Dataset excerpt
* * * *
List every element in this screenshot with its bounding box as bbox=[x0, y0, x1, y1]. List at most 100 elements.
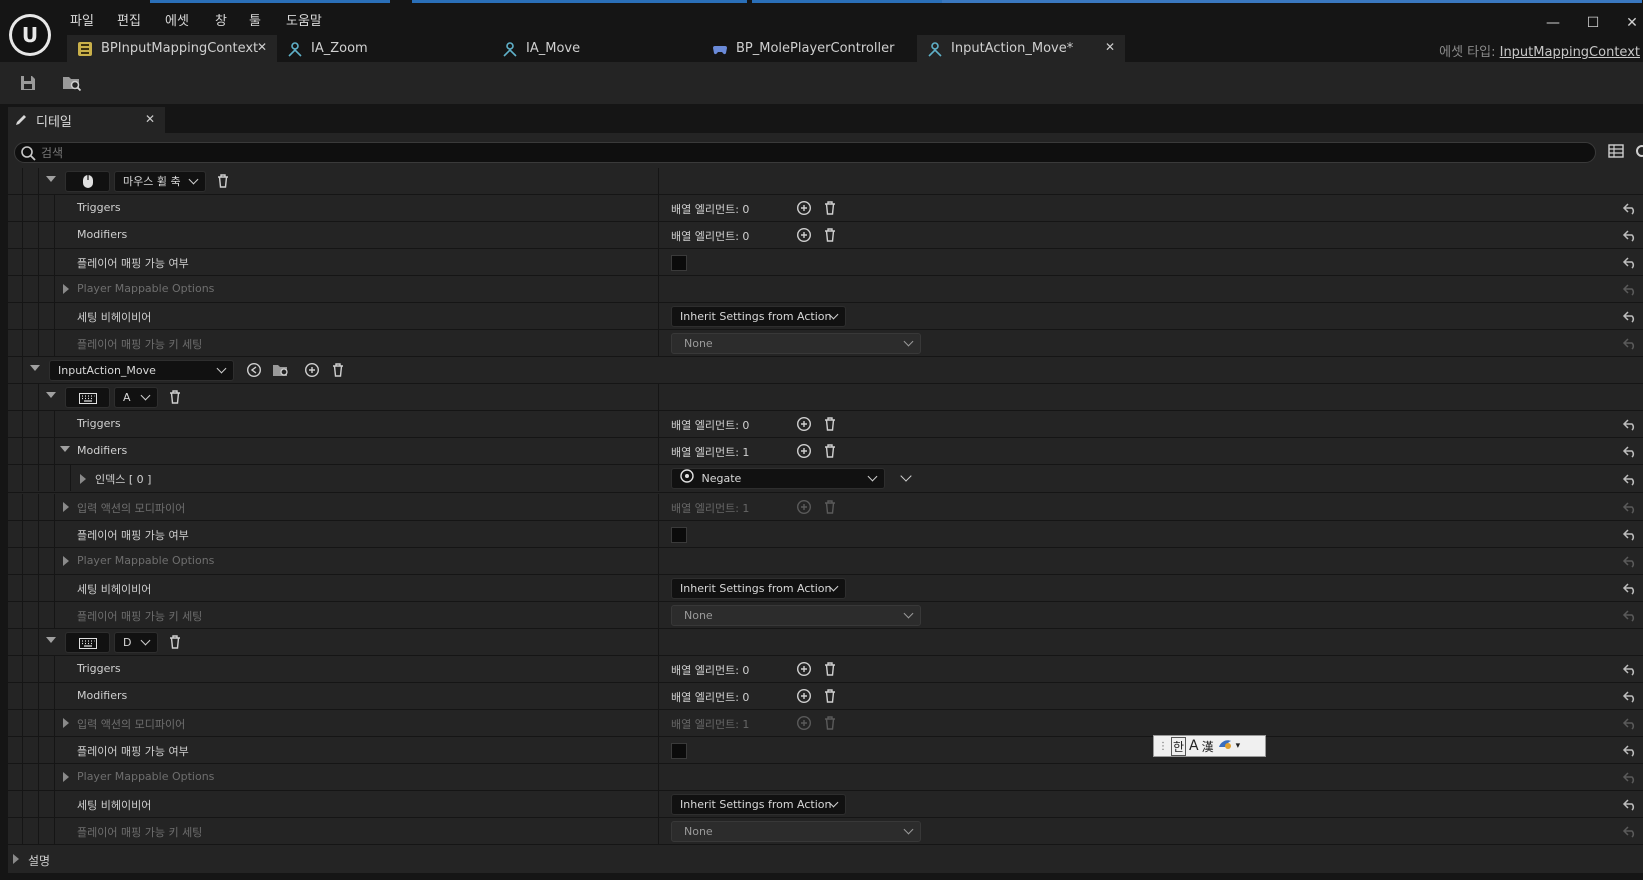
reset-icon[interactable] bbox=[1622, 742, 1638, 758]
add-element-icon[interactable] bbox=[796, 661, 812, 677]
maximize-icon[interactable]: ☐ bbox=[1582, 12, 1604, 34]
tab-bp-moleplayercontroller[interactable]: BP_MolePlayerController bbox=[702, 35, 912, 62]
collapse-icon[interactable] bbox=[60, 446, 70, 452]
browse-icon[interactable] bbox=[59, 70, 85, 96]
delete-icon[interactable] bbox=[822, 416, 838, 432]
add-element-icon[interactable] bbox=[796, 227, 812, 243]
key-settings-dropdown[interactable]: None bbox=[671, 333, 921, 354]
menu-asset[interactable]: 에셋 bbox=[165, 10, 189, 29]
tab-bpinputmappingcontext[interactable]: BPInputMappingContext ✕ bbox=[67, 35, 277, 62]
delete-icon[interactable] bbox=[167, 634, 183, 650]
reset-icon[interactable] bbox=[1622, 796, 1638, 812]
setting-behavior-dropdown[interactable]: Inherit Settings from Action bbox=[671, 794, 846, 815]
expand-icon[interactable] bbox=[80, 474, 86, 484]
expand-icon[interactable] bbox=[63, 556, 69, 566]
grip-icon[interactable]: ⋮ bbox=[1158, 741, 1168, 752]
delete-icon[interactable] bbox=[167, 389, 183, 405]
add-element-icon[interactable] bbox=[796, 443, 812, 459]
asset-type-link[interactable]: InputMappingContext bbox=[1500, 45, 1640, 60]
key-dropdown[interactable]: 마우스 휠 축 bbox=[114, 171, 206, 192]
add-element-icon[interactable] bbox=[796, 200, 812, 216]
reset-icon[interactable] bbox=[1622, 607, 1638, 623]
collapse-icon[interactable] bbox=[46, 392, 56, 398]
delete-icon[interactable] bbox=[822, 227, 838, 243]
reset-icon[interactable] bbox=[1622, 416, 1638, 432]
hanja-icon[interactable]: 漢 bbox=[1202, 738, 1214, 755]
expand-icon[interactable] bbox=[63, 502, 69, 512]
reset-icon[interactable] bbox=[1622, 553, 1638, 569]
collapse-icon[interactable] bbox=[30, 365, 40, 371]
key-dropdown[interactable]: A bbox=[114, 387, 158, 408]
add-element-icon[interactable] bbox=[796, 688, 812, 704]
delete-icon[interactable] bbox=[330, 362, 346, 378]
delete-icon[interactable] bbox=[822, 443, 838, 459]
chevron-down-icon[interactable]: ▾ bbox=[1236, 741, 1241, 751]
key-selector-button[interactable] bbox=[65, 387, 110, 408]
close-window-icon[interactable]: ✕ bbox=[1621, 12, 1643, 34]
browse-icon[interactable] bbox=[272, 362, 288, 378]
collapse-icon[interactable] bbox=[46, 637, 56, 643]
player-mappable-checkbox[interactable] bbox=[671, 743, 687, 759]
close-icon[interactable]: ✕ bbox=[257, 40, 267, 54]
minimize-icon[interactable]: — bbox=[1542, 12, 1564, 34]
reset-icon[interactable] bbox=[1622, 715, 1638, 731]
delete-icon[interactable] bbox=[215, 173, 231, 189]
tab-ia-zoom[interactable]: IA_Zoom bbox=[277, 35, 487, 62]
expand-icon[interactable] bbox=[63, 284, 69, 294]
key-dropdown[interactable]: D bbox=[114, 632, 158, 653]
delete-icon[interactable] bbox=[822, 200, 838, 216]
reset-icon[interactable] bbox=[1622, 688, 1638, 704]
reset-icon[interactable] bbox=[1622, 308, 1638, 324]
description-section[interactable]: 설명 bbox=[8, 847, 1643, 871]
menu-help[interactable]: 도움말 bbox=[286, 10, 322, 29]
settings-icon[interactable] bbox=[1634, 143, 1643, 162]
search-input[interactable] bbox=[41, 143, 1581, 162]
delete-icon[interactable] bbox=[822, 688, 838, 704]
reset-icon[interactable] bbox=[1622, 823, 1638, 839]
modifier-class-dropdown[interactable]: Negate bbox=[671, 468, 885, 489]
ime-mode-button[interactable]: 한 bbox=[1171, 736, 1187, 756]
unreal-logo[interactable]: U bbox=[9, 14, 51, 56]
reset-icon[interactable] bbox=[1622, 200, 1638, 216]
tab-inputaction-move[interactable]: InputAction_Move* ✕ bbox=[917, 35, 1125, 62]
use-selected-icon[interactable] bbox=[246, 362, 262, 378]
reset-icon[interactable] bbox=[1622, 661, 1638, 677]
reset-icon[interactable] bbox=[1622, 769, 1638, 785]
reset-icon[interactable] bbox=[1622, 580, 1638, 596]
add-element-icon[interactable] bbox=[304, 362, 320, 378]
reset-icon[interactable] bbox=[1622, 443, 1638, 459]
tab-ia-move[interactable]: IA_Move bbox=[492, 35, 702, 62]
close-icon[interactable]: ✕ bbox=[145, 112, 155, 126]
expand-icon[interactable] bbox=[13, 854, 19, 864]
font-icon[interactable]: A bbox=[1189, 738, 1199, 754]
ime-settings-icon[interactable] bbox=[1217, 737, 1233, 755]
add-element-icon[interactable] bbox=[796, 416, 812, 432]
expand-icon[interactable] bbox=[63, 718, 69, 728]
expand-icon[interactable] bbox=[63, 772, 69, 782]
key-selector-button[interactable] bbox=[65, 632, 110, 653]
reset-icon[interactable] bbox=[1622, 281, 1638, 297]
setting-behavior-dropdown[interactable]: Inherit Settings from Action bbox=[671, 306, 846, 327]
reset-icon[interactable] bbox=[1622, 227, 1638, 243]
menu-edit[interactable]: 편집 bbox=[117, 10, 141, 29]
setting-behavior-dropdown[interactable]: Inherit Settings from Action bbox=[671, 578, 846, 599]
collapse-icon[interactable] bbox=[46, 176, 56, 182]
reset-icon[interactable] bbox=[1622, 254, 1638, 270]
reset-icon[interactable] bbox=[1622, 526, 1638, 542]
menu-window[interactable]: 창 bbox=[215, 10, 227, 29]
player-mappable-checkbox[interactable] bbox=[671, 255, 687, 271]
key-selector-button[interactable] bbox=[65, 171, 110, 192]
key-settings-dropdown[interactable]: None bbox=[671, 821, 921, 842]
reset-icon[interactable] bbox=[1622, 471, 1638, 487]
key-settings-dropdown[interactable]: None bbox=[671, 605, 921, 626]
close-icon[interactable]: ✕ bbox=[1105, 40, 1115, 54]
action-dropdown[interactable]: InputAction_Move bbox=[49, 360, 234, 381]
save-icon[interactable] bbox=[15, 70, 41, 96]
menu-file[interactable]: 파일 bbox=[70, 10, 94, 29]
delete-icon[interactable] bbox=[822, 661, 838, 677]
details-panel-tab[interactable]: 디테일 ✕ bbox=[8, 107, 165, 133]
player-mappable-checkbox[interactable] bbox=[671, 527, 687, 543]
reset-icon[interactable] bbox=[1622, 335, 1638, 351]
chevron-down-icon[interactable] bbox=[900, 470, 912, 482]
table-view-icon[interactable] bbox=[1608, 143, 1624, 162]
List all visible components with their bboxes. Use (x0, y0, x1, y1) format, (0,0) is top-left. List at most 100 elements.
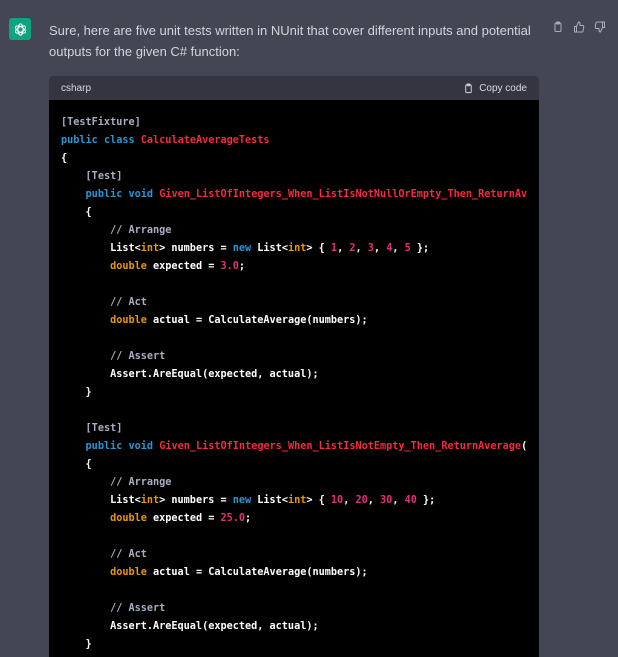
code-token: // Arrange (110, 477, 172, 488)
* * * *
■ **WRITTEN INSTRUCTION**
Rewrite all the items above, changing "at most" to "no more than" and keeping everything else the same. Leave the pictures out.

■ **EXERCISE OUTPUT**
List every element in this screenshot with its bounding box as bbox=[x0, y0, x1, y1]. List no more than 100 elements.
reset-icon[interactable] bbox=[1622, 742, 1638, 758]
add-element-icon[interactable] bbox=[796, 661, 812, 677]
maximize-icon[interactable]: ☐ bbox=[1582, 12, 1604, 34]
tab-bp-moleplayercontroller[interactable]: BP_MolePlayerController bbox=[702, 35, 912, 62]
collapse-icon[interactable] bbox=[60, 446, 70, 452]
browse-icon[interactable] bbox=[59, 70, 85, 96]
delete-icon[interactable] bbox=[822, 416, 838, 432]
add-element-icon[interactable] bbox=[796, 227, 812, 243]
key-settings-dropdown[interactable]: None bbox=[671, 333, 921, 354]
menu-asset[interactable]: 에셋 bbox=[165, 10, 189, 29]
tab-bpinputmappingcontext[interactable]: BPInputMappingContext ✕ bbox=[67, 35, 277, 62]
delete-icon[interactable] bbox=[167, 634, 183, 650]
reset-icon[interactable] bbox=[1622, 796, 1638, 812]
setting-behavior-dropdown[interactable]: Inherit Settings from Action bbox=[671, 794, 846, 815]
expand-icon[interactable] bbox=[80, 474, 86, 484]
expand-icon[interactable] bbox=[63, 556, 69, 566]
grip-icon[interactable]: ⋮ bbox=[1158, 741, 1168, 752]
delete-icon[interactable] bbox=[167, 389, 183, 405]
add-element-icon[interactable] bbox=[796, 443, 812, 459]
asset-type-link[interactable]: InputMappingContext bbox=[1500, 45, 1640, 60]
key-dropdown[interactable]: 마우스 휠 축 bbox=[114, 171, 206, 192]
add-element-icon[interactable] bbox=[796, 200, 812, 216]
reset-icon[interactable] bbox=[1622, 607, 1638, 623]
collapse-icon[interactable] bbox=[46, 392, 56, 398]
delete-icon[interactable] bbox=[822, 227, 838, 243]
reset-icon[interactable] bbox=[1622, 416, 1638, 432]
hanja-icon[interactable]: 漢 bbox=[1202, 738, 1214, 755]
expand-icon[interactable] bbox=[63, 502, 69, 512]
reset-icon[interactable] bbox=[1622, 553, 1638, 569]
collapse-icon[interactable] bbox=[30, 365, 40, 371]
key-dropdown[interactable]: A bbox=[114, 387, 158, 408]
add-element-icon[interactable] bbox=[796, 688, 812, 704]
delete-icon[interactable] bbox=[330, 362, 346, 378]
delete-icon[interactable] bbox=[822, 443, 838, 459]
chevron-down-icon[interactable]: ▾ bbox=[1236, 741, 1241, 751]
key-selector-button[interactable] bbox=[65, 387, 110, 408]
close-window-icon[interactable]: ✕ bbox=[1621, 12, 1643, 34]
browse-icon[interactable] bbox=[272, 362, 288, 378]
collapse-icon[interactable] bbox=[46, 637, 56, 643]
player-mappable-checkbox[interactable] bbox=[671, 743, 687, 759]
close-icon[interactable]: ✕ bbox=[257, 40, 267, 54]
minimize-icon[interactable]: — bbox=[1542, 12, 1564, 34]
reset-icon[interactable] bbox=[1622, 715, 1638, 731]
delete-icon[interactable] bbox=[215, 173, 231, 189]
tab-ia-zoom[interactable]: IA_Zoom bbox=[277, 35, 487, 62]
expand-icon[interactable] bbox=[63, 284, 69, 294]
key-dropdown[interactable]: D bbox=[114, 632, 158, 653]
delete-icon[interactable] bbox=[822, 200, 838, 216]
reset-icon[interactable] bbox=[1622, 688, 1638, 704]
reset-icon[interactable] bbox=[1622, 308, 1638, 324]
description-section[interactable]: 설명 bbox=[8, 847, 1643, 871]
menu-help[interactable]: 도움말 bbox=[286, 10, 322, 29]
settings-icon[interactable] bbox=[1634, 143, 1643, 162]
search-input[interactable] bbox=[41, 143, 1581, 162]
delete-icon[interactable] bbox=[822, 688, 838, 704]
reset-icon[interactable] bbox=[1622, 823, 1638, 839]
modifier-class-dropdown[interactable]: Negate bbox=[671, 468, 885, 489]
ime-mode-button[interactable]: 한 bbox=[1171, 736, 1187, 756]
unreal-logo[interactable]: U bbox=[9, 14, 51, 56]
reset-icon[interactable] bbox=[1622, 200, 1638, 216]
tab-inputaction-move[interactable]: InputAction_Move* ✕ bbox=[917, 35, 1125, 62]
use-selected-icon[interactable] bbox=[246, 362, 262, 378]
reset-icon[interactable] bbox=[1622, 661, 1638, 677]
reset-icon[interactable] bbox=[1622, 769, 1638, 785]
reset-icon[interactable] bbox=[1622, 580, 1638, 596]
add-element-icon[interactable] bbox=[304, 362, 320, 378]
reset-icon[interactable] bbox=[1622, 443, 1638, 459]
tab-ia-move[interactable]: IA_Move bbox=[492, 35, 702, 62]
close-icon[interactable]: ✕ bbox=[145, 112, 155, 126]
expand-icon[interactable] bbox=[13, 854, 19, 864]
font-icon[interactable]: A bbox=[1189, 738, 1199, 754]
ime-settings-icon[interactable] bbox=[1217, 737, 1233, 755]
add-element-icon[interactable] bbox=[796, 416, 812, 432]
expand-icon[interactable] bbox=[63, 718, 69, 728]
expand-icon[interactable] bbox=[63, 772, 69, 782]
key-selector-button[interactable] bbox=[65, 632, 110, 653]
reset-icon[interactable] bbox=[1622, 281, 1638, 297]
setting-behavior-dropdown[interactable]: Inherit Settings from Action bbox=[671, 306, 846, 327]
reset-icon[interactable] bbox=[1622, 227, 1638, 243]
menu-edit[interactable]: 편집 bbox=[117, 10, 141, 29]
setting-behavior-dropdown[interactable]: Inherit Settings from Action bbox=[671, 578, 846, 599]
collapse-icon[interactable] bbox=[46, 176, 56, 182]
reset-icon[interactable] bbox=[1622, 254, 1638, 270]
reset-icon[interactable] bbox=[1622, 526, 1638, 542]
menu-window[interactable]: 창 bbox=[215, 10, 227, 29]
player-mappable-checkbox[interactable] bbox=[671, 255, 687, 271]
key-selector-button[interactable] bbox=[65, 171, 110, 192]
key-settings-dropdown[interactable]: None bbox=[671, 821, 921, 842]
reset-icon[interactable] bbox=[1622, 471, 1638, 487]
key-settings-dropdown[interactable]: None bbox=[671, 605, 921, 626]
close-icon[interactable]: ✕ bbox=[1105, 40, 1115, 54]
action-dropdown[interactable]: InputAction_Move bbox=[49, 360, 234, 381]
save-icon[interactable] bbox=[15, 70, 41, 96]
menu-file[interactable]: 파일 bbox=[70, 10, 94, 29]
delete-icon[interactable] bbox=[822, 661, 838, 677]
details-panel-tab[interactable]: 디테일 ✕ bbox=[8, 107, 165, 133]
player-mappable-checkbox[interactable] bbox=[671, 527, 687, 543]
reset-icon[interactable] bbox=[1622, 335, 1638, 351]
chevron-down-icon[interactable] bbox=[900, 470, 912, 482]
table-view-icon[interactable] bbox=[1608, 143, 1624, 162]
List all visible components with their bboxes. Use (x0, y0, x1, y1) format, (0,0) is top-left. List no more than 100 elements.
code-token: // Arrange (110, 477, 172, 488)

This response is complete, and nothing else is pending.